_TO DO_:
Your task is to locate every line holding the string "andel" and to copy each of them.

[Data entries for graphics]
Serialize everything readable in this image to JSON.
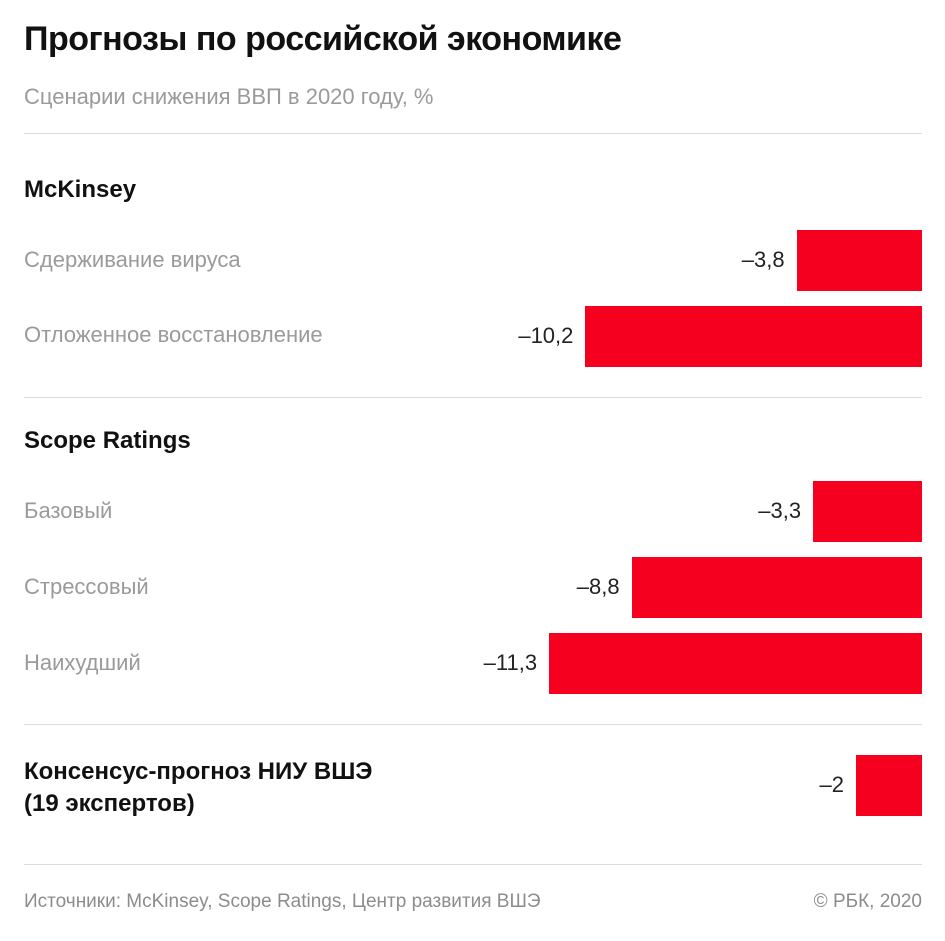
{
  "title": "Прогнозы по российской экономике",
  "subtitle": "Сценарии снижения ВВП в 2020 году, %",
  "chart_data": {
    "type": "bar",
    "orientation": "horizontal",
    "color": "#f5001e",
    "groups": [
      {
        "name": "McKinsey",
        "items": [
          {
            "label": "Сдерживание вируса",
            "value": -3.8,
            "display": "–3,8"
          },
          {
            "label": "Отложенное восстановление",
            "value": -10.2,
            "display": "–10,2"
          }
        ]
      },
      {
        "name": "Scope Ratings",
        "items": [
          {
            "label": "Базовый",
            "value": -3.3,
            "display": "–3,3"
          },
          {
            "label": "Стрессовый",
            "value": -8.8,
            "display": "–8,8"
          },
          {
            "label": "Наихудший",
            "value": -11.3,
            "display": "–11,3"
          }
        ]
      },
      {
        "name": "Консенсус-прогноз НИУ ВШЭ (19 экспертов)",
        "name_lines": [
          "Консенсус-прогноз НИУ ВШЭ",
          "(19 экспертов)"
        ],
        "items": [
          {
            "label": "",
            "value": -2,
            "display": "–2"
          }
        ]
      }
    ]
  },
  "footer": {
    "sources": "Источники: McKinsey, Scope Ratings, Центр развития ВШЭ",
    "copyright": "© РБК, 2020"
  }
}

* * *

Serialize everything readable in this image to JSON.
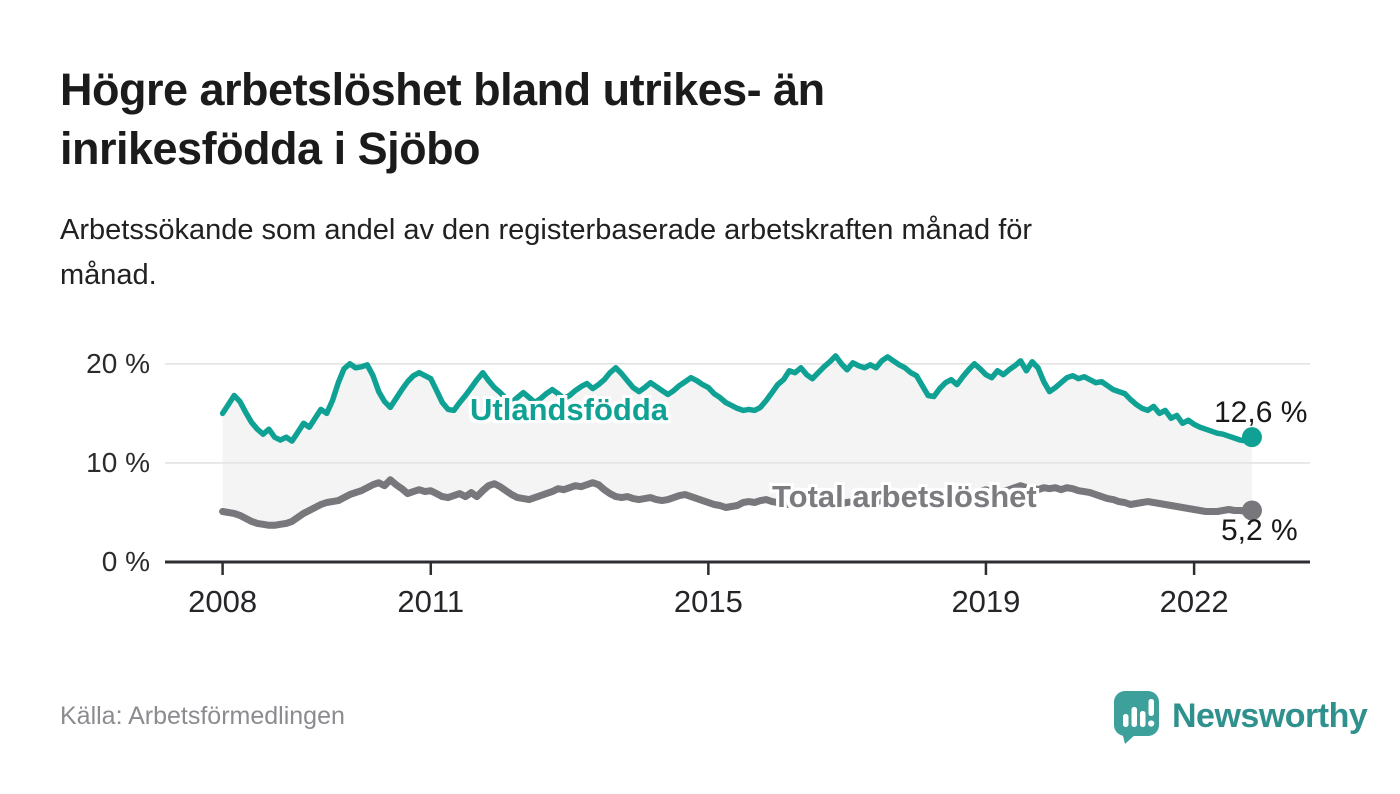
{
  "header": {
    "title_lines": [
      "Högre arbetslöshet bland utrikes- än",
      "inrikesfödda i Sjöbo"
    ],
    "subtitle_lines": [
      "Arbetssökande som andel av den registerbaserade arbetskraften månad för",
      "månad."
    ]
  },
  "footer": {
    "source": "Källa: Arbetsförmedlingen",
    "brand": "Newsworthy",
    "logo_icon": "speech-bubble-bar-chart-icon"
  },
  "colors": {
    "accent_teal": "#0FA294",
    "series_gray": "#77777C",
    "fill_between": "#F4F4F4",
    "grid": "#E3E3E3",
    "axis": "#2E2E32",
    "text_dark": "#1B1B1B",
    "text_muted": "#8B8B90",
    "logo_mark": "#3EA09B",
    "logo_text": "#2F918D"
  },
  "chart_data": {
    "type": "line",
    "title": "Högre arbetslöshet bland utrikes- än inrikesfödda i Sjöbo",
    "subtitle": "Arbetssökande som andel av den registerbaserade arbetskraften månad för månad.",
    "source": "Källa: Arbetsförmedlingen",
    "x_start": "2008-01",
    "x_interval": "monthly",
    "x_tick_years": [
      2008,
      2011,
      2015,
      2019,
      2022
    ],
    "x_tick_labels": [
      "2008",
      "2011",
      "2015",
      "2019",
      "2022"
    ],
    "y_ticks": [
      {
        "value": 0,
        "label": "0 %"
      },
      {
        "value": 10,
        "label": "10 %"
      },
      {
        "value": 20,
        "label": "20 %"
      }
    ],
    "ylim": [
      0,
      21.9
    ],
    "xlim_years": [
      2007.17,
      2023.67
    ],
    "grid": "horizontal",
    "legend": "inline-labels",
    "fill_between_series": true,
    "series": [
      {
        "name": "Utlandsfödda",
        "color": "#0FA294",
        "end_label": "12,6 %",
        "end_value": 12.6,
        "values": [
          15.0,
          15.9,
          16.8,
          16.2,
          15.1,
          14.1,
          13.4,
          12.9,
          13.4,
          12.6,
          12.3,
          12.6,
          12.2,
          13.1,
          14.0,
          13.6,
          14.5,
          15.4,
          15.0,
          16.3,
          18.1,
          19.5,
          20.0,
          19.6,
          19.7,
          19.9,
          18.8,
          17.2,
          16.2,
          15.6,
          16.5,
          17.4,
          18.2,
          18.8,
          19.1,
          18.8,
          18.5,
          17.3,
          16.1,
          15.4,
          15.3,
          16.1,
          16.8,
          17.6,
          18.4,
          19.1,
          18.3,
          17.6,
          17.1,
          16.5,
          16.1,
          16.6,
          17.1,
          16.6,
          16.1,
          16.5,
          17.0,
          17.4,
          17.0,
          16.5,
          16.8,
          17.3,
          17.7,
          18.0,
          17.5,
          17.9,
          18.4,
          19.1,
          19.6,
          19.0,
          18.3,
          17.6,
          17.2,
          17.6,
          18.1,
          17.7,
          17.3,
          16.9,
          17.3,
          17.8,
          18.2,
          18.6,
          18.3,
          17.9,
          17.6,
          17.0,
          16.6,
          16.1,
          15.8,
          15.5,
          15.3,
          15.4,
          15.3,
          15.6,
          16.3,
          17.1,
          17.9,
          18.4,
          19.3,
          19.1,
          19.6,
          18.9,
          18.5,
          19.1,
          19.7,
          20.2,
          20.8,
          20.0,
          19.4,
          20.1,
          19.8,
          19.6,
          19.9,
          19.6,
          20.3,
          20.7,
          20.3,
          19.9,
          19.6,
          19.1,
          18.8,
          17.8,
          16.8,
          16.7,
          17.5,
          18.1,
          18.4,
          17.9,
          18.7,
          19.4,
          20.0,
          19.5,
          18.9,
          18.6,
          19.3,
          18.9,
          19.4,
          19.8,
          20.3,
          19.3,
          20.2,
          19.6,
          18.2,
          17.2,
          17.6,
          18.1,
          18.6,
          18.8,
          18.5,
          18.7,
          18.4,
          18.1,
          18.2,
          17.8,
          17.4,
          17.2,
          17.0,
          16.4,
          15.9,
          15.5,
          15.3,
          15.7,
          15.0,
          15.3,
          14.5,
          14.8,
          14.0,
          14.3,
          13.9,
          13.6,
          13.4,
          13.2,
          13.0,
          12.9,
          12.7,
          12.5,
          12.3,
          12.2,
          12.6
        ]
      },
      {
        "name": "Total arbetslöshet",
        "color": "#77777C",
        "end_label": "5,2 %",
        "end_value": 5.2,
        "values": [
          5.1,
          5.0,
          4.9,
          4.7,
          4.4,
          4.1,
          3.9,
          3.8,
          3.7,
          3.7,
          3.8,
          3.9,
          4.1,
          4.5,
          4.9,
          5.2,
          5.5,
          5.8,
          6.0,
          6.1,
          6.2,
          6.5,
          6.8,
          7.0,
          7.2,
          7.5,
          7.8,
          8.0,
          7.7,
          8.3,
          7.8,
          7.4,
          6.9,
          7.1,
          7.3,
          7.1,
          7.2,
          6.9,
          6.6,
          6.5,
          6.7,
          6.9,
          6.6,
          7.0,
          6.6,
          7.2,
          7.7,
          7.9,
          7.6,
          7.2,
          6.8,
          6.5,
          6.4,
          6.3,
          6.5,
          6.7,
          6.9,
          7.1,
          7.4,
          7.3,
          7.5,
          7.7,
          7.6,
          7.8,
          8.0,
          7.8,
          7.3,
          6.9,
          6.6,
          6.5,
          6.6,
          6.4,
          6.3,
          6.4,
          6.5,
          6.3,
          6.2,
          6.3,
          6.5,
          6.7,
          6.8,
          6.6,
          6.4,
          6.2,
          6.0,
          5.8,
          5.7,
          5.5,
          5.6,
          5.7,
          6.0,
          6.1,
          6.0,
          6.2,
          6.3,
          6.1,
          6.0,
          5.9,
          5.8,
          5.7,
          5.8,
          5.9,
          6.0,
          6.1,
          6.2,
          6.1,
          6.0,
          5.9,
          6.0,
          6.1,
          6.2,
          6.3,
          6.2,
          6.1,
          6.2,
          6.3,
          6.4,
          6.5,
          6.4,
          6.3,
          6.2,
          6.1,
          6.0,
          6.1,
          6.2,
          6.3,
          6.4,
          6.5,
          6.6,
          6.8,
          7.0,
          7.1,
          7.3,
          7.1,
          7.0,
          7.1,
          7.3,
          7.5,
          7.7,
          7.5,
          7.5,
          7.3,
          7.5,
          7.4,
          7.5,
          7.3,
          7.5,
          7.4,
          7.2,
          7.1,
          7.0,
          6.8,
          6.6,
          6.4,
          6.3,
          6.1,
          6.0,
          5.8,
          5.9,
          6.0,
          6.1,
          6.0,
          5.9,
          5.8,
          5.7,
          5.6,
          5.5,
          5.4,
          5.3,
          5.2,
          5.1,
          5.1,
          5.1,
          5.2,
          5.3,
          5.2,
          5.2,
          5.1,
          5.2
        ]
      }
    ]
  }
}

_ANSWER TO THIS TASK_:
      "Arbetssökande som andel av den registerbaserade arbetskraften månad för",
    "subtitle": "Arbetssökande som andel av den registerbaserade arbetskraften månad för månad.",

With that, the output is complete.